> What you need to do
Write only the number of lines holding the string "fornitori".

> Data extract

----------

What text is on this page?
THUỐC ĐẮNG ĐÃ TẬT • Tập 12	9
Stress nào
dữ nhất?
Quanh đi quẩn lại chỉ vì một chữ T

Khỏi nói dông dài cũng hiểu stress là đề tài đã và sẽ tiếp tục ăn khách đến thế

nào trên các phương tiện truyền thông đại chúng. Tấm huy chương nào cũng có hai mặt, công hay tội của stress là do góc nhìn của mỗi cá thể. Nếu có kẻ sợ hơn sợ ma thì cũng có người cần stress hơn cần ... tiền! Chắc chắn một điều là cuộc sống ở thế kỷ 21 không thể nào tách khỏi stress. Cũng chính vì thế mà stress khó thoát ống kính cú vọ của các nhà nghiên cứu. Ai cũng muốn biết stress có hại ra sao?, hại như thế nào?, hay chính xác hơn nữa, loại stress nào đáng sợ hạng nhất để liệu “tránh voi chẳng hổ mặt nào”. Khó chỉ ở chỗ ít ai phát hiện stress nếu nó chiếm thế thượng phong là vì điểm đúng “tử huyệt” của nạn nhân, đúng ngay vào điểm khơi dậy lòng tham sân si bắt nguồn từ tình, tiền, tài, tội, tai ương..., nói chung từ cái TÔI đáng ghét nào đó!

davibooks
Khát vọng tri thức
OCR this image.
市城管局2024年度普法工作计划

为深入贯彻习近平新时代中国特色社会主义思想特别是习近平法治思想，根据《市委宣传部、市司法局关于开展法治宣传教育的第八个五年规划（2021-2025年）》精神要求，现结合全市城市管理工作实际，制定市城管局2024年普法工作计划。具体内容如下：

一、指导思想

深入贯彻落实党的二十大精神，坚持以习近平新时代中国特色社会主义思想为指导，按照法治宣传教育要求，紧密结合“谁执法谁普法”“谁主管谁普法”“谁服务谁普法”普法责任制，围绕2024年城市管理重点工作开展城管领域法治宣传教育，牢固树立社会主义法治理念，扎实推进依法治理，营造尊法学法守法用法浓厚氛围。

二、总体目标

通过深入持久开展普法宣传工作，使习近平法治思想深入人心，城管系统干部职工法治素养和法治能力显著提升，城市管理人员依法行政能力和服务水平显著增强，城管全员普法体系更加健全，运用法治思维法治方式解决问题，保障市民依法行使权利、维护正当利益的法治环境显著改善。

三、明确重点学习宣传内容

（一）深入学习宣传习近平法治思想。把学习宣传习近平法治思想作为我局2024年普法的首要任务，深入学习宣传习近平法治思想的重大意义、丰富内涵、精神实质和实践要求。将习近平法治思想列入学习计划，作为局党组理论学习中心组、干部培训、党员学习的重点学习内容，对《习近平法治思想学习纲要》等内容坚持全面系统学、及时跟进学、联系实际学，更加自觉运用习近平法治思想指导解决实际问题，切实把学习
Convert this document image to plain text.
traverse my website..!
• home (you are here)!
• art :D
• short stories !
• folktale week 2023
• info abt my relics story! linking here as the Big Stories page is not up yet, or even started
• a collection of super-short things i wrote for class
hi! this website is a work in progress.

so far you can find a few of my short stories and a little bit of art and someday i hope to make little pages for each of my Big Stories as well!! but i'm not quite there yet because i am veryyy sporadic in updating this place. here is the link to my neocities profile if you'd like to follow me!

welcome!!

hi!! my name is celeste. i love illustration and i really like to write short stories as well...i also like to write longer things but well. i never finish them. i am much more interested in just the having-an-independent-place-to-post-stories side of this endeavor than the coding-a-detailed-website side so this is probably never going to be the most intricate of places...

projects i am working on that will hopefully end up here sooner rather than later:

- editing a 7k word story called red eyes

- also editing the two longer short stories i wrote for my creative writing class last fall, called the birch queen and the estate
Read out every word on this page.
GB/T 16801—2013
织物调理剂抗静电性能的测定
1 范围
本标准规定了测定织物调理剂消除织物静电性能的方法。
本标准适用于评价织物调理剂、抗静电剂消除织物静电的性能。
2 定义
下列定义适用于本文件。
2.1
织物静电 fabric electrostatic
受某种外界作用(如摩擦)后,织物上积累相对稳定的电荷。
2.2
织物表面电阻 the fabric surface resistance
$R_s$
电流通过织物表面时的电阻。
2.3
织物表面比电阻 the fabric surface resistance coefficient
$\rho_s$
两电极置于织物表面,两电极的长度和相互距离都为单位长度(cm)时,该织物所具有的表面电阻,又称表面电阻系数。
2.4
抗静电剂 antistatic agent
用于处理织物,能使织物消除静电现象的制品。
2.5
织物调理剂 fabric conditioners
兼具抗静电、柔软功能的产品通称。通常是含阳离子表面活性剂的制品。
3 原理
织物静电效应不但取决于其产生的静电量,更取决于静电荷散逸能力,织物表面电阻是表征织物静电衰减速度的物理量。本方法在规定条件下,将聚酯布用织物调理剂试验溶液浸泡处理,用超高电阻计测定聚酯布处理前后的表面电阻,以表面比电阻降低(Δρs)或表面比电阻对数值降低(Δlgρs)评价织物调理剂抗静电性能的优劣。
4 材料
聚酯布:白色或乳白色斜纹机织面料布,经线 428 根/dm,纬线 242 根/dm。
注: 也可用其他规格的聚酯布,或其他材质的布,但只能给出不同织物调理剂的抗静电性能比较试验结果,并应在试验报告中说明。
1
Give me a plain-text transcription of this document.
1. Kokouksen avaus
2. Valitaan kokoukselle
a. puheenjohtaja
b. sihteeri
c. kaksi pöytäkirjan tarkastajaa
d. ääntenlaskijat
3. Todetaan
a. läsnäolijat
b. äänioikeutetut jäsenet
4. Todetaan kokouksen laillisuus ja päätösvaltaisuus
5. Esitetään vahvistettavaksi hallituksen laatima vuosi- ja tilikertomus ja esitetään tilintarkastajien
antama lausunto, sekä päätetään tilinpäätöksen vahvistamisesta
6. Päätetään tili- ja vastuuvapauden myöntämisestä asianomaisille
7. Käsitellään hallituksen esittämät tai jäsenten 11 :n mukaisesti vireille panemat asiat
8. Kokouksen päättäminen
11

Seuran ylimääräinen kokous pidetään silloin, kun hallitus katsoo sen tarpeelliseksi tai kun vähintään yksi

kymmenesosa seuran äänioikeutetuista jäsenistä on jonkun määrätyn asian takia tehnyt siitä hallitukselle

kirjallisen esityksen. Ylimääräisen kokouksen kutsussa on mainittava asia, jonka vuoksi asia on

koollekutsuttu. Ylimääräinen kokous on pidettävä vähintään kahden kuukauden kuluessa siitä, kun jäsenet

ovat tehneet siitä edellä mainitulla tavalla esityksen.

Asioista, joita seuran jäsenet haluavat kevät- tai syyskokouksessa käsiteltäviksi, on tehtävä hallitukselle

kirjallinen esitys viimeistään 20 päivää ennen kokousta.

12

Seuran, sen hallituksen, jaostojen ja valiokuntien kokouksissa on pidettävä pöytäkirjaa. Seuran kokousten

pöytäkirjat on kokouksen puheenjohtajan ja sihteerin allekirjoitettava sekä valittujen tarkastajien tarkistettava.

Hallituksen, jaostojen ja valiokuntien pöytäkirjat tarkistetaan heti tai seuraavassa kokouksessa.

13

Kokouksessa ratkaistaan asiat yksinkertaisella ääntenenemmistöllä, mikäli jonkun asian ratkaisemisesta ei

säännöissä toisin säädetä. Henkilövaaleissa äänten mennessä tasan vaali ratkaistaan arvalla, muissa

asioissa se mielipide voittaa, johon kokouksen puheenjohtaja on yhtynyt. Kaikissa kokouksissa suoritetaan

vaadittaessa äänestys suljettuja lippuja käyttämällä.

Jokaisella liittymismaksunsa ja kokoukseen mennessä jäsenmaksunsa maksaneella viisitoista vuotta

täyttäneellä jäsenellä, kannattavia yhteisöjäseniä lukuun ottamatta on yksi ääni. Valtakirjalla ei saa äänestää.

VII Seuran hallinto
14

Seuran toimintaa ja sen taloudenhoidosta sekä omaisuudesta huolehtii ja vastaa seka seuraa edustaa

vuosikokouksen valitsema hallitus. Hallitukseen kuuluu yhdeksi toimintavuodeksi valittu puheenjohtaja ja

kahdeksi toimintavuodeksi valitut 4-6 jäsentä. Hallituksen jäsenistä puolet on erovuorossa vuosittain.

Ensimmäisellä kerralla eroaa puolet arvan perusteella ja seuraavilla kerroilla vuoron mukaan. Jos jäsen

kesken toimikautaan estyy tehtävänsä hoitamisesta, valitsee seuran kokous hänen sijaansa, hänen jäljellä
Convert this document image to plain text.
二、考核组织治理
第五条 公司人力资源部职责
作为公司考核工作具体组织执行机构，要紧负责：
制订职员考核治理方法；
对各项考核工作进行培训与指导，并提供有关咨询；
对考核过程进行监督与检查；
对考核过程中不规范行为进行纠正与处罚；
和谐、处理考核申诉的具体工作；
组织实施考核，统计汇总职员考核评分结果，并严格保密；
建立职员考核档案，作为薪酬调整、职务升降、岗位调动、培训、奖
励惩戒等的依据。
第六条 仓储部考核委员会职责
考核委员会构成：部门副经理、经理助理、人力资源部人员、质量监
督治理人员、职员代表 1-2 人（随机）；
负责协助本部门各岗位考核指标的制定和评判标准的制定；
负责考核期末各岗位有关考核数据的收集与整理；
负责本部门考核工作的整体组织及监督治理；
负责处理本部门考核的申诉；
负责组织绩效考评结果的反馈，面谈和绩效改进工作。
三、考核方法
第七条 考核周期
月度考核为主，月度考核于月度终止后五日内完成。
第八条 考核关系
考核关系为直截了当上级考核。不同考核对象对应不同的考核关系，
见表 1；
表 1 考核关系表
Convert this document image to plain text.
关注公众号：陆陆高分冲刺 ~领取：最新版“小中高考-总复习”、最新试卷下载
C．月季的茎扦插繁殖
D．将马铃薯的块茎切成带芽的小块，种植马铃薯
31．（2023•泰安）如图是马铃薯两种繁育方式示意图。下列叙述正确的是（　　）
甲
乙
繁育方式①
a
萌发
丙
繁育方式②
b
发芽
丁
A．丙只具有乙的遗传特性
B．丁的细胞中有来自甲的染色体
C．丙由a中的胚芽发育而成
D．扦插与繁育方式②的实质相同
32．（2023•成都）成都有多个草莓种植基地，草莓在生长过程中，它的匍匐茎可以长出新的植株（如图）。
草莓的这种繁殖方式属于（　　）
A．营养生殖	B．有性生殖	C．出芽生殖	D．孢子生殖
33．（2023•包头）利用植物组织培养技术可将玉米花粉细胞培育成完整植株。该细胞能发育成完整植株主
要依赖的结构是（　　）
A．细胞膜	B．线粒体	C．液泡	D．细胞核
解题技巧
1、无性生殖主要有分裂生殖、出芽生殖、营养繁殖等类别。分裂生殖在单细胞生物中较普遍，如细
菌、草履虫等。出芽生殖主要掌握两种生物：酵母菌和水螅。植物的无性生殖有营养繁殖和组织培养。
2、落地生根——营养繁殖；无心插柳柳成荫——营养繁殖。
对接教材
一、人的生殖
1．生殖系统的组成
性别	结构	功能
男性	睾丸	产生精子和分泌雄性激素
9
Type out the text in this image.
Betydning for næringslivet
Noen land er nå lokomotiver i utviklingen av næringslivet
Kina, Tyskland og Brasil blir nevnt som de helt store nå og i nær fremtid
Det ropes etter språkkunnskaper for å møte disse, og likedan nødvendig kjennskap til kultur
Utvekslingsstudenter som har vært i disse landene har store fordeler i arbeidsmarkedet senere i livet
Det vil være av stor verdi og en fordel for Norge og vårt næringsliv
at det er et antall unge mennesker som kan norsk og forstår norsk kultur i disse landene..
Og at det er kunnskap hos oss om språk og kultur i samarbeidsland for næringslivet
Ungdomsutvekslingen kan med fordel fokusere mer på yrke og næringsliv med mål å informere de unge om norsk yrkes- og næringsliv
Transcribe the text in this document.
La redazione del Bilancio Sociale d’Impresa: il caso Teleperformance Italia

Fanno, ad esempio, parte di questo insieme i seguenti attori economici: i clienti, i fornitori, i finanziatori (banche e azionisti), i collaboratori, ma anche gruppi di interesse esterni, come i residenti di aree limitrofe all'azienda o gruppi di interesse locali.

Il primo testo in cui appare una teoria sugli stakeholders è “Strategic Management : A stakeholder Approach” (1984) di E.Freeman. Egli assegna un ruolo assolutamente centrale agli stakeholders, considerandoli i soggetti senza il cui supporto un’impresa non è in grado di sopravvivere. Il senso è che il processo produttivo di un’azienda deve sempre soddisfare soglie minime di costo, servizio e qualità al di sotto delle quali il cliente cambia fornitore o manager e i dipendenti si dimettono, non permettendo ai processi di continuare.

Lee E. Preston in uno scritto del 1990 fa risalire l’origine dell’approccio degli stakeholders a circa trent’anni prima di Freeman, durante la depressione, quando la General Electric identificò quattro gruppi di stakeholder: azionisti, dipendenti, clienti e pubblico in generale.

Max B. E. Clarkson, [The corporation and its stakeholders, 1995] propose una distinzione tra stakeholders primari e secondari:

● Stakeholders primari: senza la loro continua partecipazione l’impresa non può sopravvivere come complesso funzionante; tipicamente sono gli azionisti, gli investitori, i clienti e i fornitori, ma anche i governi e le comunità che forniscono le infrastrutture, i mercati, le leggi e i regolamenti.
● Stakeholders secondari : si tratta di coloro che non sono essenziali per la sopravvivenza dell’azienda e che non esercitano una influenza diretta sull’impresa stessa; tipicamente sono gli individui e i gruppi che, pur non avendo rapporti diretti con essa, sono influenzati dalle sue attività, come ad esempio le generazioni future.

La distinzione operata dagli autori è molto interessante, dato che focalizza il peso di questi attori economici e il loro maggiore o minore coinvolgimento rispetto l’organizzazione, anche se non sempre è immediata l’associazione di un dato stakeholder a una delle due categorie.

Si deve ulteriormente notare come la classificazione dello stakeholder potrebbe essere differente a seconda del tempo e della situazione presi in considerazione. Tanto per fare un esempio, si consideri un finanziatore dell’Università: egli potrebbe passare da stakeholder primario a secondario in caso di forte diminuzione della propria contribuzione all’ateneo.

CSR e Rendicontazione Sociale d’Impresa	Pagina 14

----------

> Written answer
2